*PROBLEM DESCRIPTION*: Narrow the data below down to the lines containing "допускается".

## START GIVEN RECORDS

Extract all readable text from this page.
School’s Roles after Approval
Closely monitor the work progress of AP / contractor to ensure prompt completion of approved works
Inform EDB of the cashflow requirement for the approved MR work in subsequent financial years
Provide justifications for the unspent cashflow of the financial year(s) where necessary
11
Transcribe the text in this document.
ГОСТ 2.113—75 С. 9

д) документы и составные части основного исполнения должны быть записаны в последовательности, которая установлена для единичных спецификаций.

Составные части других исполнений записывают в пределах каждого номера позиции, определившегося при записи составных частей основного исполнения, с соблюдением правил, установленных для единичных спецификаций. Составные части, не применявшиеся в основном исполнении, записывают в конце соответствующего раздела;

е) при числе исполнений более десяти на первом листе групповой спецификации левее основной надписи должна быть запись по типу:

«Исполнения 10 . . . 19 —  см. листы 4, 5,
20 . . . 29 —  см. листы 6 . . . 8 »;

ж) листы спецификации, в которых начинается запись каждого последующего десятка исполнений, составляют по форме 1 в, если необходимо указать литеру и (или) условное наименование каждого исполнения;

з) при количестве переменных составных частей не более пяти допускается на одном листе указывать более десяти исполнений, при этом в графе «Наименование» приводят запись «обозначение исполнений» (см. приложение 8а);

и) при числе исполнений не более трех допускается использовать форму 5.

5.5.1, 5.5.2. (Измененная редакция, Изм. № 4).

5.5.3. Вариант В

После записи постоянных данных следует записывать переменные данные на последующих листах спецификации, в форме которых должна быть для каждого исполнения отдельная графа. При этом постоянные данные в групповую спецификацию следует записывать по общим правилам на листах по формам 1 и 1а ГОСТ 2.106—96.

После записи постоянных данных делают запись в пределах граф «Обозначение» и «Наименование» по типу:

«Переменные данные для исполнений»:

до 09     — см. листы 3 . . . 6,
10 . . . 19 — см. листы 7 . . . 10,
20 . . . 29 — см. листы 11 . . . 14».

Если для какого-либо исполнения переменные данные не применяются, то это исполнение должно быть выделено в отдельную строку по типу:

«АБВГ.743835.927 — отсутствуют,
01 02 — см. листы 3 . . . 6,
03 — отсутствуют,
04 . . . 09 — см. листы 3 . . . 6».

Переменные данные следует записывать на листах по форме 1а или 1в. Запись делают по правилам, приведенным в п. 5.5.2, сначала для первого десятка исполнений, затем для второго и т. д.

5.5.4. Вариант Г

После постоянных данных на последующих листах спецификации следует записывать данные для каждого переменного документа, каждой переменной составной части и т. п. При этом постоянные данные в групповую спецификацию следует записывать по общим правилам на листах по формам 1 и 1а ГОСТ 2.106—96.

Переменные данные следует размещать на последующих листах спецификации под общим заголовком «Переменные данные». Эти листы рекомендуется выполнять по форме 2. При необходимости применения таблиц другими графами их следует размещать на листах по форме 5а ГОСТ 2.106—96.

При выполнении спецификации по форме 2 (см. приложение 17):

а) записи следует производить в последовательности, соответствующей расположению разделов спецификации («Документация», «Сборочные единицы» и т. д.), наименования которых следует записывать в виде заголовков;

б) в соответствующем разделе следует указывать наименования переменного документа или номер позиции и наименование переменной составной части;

## END GIVEN RECORDS

*EXERCISE ANSWER*:
з) при количестве переменных составных частей не более пяти допускается на одном листе указывать более десяти исполнений, при этом в графе «Наименование» приводят запись «обозначение исполнений» (см. приложение 8а);
и) при числе исполнений не более трех допускается использовать форму 5.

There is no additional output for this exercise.